WORK TO BE COMPLETED: Set down every entry word for word. Omit the pictures.

────────────────

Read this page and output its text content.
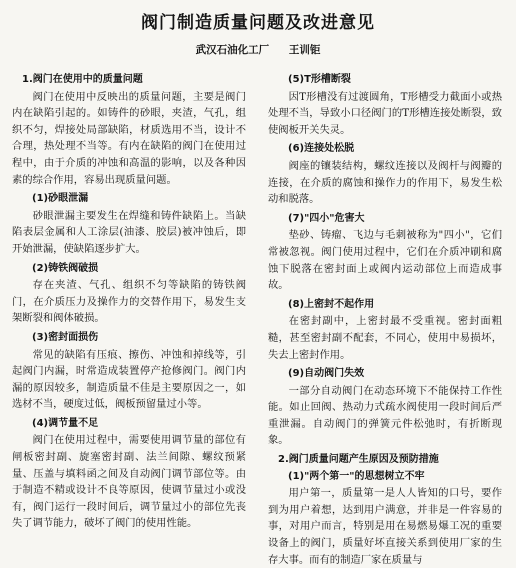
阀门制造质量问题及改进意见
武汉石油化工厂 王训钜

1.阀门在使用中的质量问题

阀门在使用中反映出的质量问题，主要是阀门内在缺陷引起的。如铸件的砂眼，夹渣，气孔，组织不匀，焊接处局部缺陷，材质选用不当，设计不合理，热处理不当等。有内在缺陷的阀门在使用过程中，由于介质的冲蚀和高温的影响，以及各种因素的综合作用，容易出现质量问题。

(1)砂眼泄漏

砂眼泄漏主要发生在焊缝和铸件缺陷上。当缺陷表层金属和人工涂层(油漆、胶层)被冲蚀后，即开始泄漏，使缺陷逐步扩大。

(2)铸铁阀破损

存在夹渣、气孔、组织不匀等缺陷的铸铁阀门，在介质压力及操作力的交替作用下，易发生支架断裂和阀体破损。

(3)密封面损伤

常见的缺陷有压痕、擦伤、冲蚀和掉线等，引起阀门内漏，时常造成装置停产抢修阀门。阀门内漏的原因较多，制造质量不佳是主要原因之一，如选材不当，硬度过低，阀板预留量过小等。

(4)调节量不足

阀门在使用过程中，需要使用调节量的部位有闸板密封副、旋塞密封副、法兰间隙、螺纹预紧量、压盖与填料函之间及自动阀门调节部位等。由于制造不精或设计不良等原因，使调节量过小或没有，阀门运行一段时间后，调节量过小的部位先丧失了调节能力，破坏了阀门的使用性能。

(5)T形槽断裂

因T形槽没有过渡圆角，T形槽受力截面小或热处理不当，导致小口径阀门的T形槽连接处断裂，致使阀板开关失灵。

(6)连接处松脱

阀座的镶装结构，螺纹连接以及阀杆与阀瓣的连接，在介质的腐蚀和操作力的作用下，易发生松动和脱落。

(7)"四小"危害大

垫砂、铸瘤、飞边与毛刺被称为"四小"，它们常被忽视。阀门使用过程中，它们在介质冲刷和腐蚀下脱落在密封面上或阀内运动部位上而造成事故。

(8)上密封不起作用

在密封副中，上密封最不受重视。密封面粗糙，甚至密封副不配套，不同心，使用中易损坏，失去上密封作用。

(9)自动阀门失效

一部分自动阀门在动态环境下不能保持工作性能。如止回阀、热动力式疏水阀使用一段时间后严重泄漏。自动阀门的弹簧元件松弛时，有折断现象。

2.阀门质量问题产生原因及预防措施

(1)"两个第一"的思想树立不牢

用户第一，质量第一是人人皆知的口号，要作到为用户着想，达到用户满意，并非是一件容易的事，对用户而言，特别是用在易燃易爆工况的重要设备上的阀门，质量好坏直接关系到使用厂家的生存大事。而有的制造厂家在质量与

────────────────

FINAL RESULT:
Read this page and output its text content.
阀门制造质量问题及改进意见
武汉石油化工厂 王训钜

1.阀门在使用中的质量问题

阀门在使用中反映出的质量问题，主要是阀门内在缺陷引起的。如铸件的砂眼，夹渣，气孔，组织不匀，焊接处局部缺陷，材质选用不当，设计不合理，热处理不当等。有内在缺陷的阀门在使用过程中，由于介质的冲蚀和高温的影响，以及各种因素的综合作用，容易出现质量问题。

(1)砂眼泄漏

砂眼泄漏主要发生在焊缝和铸件缺陷上。当缺陷表层金属和人工涂层(油漆、胶层)被冲蚀后，即开始泄漏，使缺陷逐步扩大。

(2)铸铁阀破损

存在夹渣、气孔、组织不匀等缺陷的铸铁阀门，在介质压力及操作力的交替作用下，易发生支架断裂和阀体破损。

(3)密封面损伤

常见的缺陷有压痕、擦伤、冲蚀和掉线等，引起阀门内漏，时常造成装置停产抢修阀门。阀门内漏的原因较多，制造质量不佳是主要原因之一，如选材不当，硬度过低，阀板预留量过小等。

(4)调节量不足

阀门在使用过程中，需要使用调节量的部位有闸板密封副、旋塞密封副、法兰间隙、螺纹预紧量、压盖与填料函之间及自动阀门调节部位等。由于制造不精或设计不良等原因，使调节量过小或没有，阀门运行一段时间后，调节量过小的部位先丧失了调节能力，破坏了阀门的使用性能。

(5)T形槽断裂

因T形槽没有过渡圆角，T形槽受力截面小或热处理不当，导致小口径阀门的T形槽连接处断裂，致使阀板开关失灵。

(6)连接处松脱

阀座的镶装结构，螺纹连接以及阀杆与阀瓣的连接，在介质的腐蚀和操作力的作用下，易发生松动和脱落。

(7)"四小"危害大

垫砂、铸瘤、飞边与毛刺被称为"四小"，它们常被忽视。阀门使用过程中，它们在介质冲刷和腐蚀下脱落在密封面上或阀内运动部位上而造成事故。

(8)上密封不起作用

在密封副中，上密封最不受重视。密封面粗糙，甚至密封副不配套，不同心，使用中易损坏，失去上密封作用。

(9)自动阀门失效

一部分自动阀门在动态环境下不能保持工作性能。如止回阀、热动力式疏水阀使用一段时间后严重泄漏。自动阀门的弹簧元件松弛时，有折断现象。

2.阀门质量问题产生原因及预防措施

(1)"两个第一"的思想树立不牢

用户第一，质量第一是人人皆知的口号，要作到为用户着想，达到用户满意，并非是一件容易的事，对用户而言，特别是用在易燃易爆工况的重要设备上的阀门，质量好坏直接关系到使用厂家的生存大事。而有的制造厂家在质量与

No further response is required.